===== EXTRACTED INFORMATION

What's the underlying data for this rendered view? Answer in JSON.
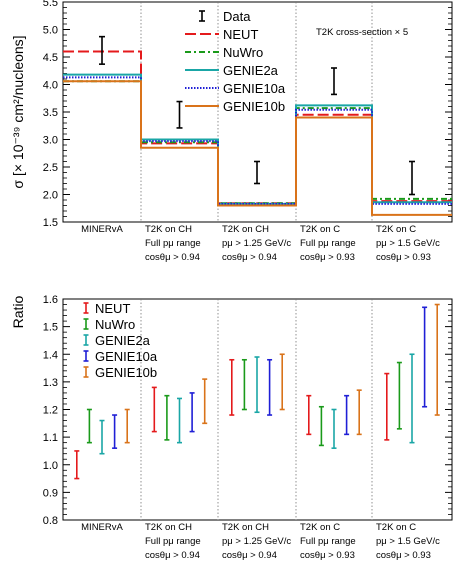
{
  "chart_data": [
    {
      "type": "line",
      "ylabel": "σ [× 10⁻³⁹ cm²/nucleons]",
      "annotation": "T2K cross-section × 5",
      "ylim": [
        1.5,
        5.5
      ],
      "yticks": [
        "1.5",
        "2.0",
        "2.5",
        "3.0",
        "3.5",
        "4.0",
        "4.5",
        "5.0",
        "5.5"
      ],
      "bins": [
        {
          "lines": [
            "MINERvA"
          ]
        },
        {
          "lines": [
            "T2K on CH",
            "Full pμ range",
            "cosθμ > 0.94"
          ]
        },
        {
          "lines": [
            "T2K on CH",
            "pμ > 1.25 GeV/c",
            "cosθμ > 0.94"
          ]
        },
        {
          "lines": [
            "T2K on C",
            "Full pμ range",
            "cosθμ > 0.93"
          ]
        },
        {
          "lines": [
            "T2K on C",
            "pμ > 1.5 GeV/c",
            "cosθμ > 0.93"
          ]
        }
      ],
      "data": {
        "name": "Data",
        "values": [
          4.62,
          3.45,
          2.4,
          4.06,
          2.3
        ],
        "errors": [
          0.25,
          0.24,
          0.2,
          0.24,
          0.3
        ]
      },
      "series": [
        {
          "name": "NEUT",
          "color": "#e41a1c",
          "dash": "long-dash",
          "values": [
            4.6,
            2.93,
            1.84,
            3.45,
            1.88
          ]
        },
        {
          "name": "NuWro",
          "color": "#1a9a1a",
          "dash": "dash-dot",
          "values": [
            4.06,
            2.95,
            1.84,
            3.57,
            1.92
          ]
        },
        {
          "name": "GENIE2a",
          "color": "#1aa6a6",
          "dash": "solid",
          "values": [
            4.18,
            3.0,
            1.83,
            3.62,
            1.86
          ]
        },
        {
          "name": "GENIE10a",
          "color": "#1f1fd6",
          "dash": "dotted",
          "values": [
            4.13,
            2.97,
            1.83,
            3.54,
            1.83
          ]
        },
        {
          "name": "GENIE10b",
          "color": "#d9731a",
          "dash": "solid",
          "values": [
            4.06,
            2.85,
            1.8,
            3.4,
            1.63
          ]
        }
      ]
    },
    {
      "type": "scatter",
      "ylabel": "Ratio",
      "ylim": [
        0.8,
        1.6
      ],
      "yticks": [
        "0.8",
        "0.9",
        "1.0",
        "1.1",
        "1.2",
        "1.3",
        "1.4",
        "1.5",
        "1.6"
      ],
      "bins": [
        {
          "lines": [
            "MINERvA"
          ]
        },
        {
          "lines": [
            "T2K on CH",
            "Full pμ range",
            "cosθμ > 0.94"
          ]
        },
        {
          "lines": [
            "T2K on CH",
            "pμ > 1.25 GeV/c",
            "cosθμ > 0.94"
          ]
        },
        {
          "lines": [
            "T2K on C",
            "Full pμ range",
            "cosθμ > 0.93"
          ]
        },
        {
          "lines": [
            "T2K on C",
            "pμ > 1.5 GeV/c",
            "cosθμ > 0.93"
          ]
        }
      ],
      "series": [
        {
          "name": "NEUT",
          "color": "#e41a1c",
          "values": [
            1.0,
            1.2,
            1.28,
            1.18,
            1.21
          ],
          "errors": [
            0.05,
            0.08,
            0.1,
            0.07,
            0.12
          ]
        },
        {
          "name": "NuWro",
          "color": "#1a9a1a",
          "values": [
            1.14,
            1.17,
            1.29,
            1.14,
            1.25
          ],
          "errors": [
            0.06,
            0.08,
            0.09,
            0.07,
            0.12
          ]
        },
        {
          "name": "GENIE2a",
          "color": "#1aa6a6",
          "values": [
            1.1,
            1.16,
            1.29,
            1.13,
            1.24
          ],
          "errors": [
            0.06,
            0.08,
            0.1,
            0.07,
            0.16
          ]
        },
        {
          "name": "GENIE10a",
          "color": "#1f1fd6",
          "values": [
            1.12,
            1.19,
            1.28,
            1.18,
            1.39
          ],
          "errors": [
            0.06,
            0.07,
            0.1,
            0.07,
            0.18
          ]
        },
        {
          "name": "GENIE10b",
          "color": "#d9731a",
          "values": [
            1.14,
            1.23,
            1.3,
            1.19,
            1.38
          ],
          "errors": [
            0.06,
            0.08,
            0.1,
            0.08,
            0.2
          ]
        }
      ]
    }
  ]
}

==========

- **WHAT TO WORK ON**
Give every record back exactly as it reads, with no images.

- **EXPECTED ANSWER**
What's the underlying data for this rendered view? Answer in JSON.
{
  "chart_data": [
    {
      "type": "line",
      "ylabel": "σ [× 10⁻³⁹ cm²/nucleons]",
      "annotation": "T2K cross-section × 5",
      "ylim": [
        1.5,
        5.5
      ],
      "yticks": [
        "1.5",
        "2.0",
        "2.5",
        "3.0",
        "3.5",
        "4.0",
        "4.5",
        "5.0",
        "5.5"
      ],
      "bins": [
        {
          "lines": [
            "MINERvA"
          ]
        },
        {
          "lines": [
            "T2K on CH",
            "Full pμ range",
            "cosθμ > 0.94"
          ]
        },
        {
          "lines": [
            "T2K on CH",
            "pμ > 1.25 GeV/c",
            "cosθμ > 0.94"
          ]
        },
        {
          "lines": [
            "T2K on C",
            "Full pμ range",
            "cosθμ > 0.93"
          ]
        },
        {
          "lines": [
            "T2K on C",
            "pμ > 1.5 GeV/c",
            "cosθμ > 0.93"
          ]
        }
      ],
      "data": {
        "name": "Data",
        "values": [
          4.62,
          3.45,
          2.4,
          4.06,
          2.3
        ],
        "errors": [
          0.25,
          0.24,
          0.2,
          0.24,
          0.3
        ]
      },
      "series": [
        {
          "name": "NEUT",
          "color": "#e41a1c",
          "dash": "long-dash",
          "values": [
            4.6,
            2.93,
            1.84,
            3.45,
            1.88
          ]
        },
        {
          "name": "NuWro",
          "color": "#1a9a1a",
          "dash": "dash-dot",
          "values": [
            4.06,
            2.95,
            1.84,
            3.57,
            1.92
          ]
        },
        {
          "name": "GENIE2a",
          "color": "#1aa6a6",
          "dash": "solid",
          "values": [
            4.18,
            3.0,
            1.83,
            3.62,
            1.86
          ]
        },
        {
          "name": "GENIE10a",
          "color": "#1f1fd6",
          "dash": "dotted",
          "values": [
            4.13,
            2.97,
            1.83,
            3.54,
            1.83
          ]
        },
        {
          "name": "GENIE10b",
          "color": "#d9731a",
          "dash": "solid",
          "values": [
            4.06,
            2.85,
            1.8,
            3.4,
            1.63
          ]
        }
      ]
    },
    {
      "type": "scatter",
      "ylabel": "Ratio",
      "ylim": [
        0.8,
        1.6
      ],
      "yticks": [
        "0.8",
        "0.9",
        "1.0",
        "1.1",
        "1.2",
        "1.3",
        "1.4",
        "1.5",
        "1.6"
      ],
      "bins": [
        {
          "lines": [
            "MINERvA"
          ]
        },
        {
          "lines": [
            "T2K on CH",
            "Full pμ range",
            "cosθμ > 0.94"
          ]
        },
        {
          "lines": [
            "T2K on CH",
            "pμ > 1.25 GeV/c",
            "cosθμ > 0.94"
          ]
        },
        {
          "lines": [
            "T2K on C",
            "Full pμ range",
            "cosθμ > 0.93"
          ]
        },
        {
          "lines": [
            "T2K on C",
            "pμ > 1.5 GeV/c",
            "cosθμ > 0.93"
          ]
        }
      ],
      "series": [
        {
          "name": "NEUT",
          "color": "#e41a1c",
          "values": [
            1.0,
            1.2,
            1.28,
            1.18,
            1.21
          ],
          "errors": [
            0.05,
            0.08,
            0.1,
            0.07,
            0.12
          ]
        },
        {
          "name": "NuWro",
          "color": "#1a9a1a",
          "values": [
            1.14,
            1.17,
            1.29,
            1.14,
            1.25
          ],
          "errors": [
            0.06,
            0.08,
            0.09,
            0.07,
            0.12
          ]
        },
        {
          "name": "GENIE2a",
          "color": "#1aa6a6",
          "values": [
            1.1,
            1.16,
            1.29,
            1.13,
            1.24
          ],
          "errors": [
            0.06,
            0.08,
            0.1,
            0.07,
            0.16
          ]
        },
        {
          "name": "GENIE10a",
          "color": "#1f1fd6",
          "values": [
            1.12,
            1.19,
            1.28,
            1.18,
            1.39
          ],
          "errors": [
            0.06,
            0.07,
            0.1,
            0.07,
            0.18
          ]
        },
        {
          "name": "GENIE10b",
          "color": "#d9731a",
          "values": [
            1.14,
            1.23,
            1.3,
            1.19,
            1.38
          ],
          "errors": [
            0.06,
            0.08,
            0.1,
            0.08,
            0.2
          ]
        }
      ]
    }
  ]
}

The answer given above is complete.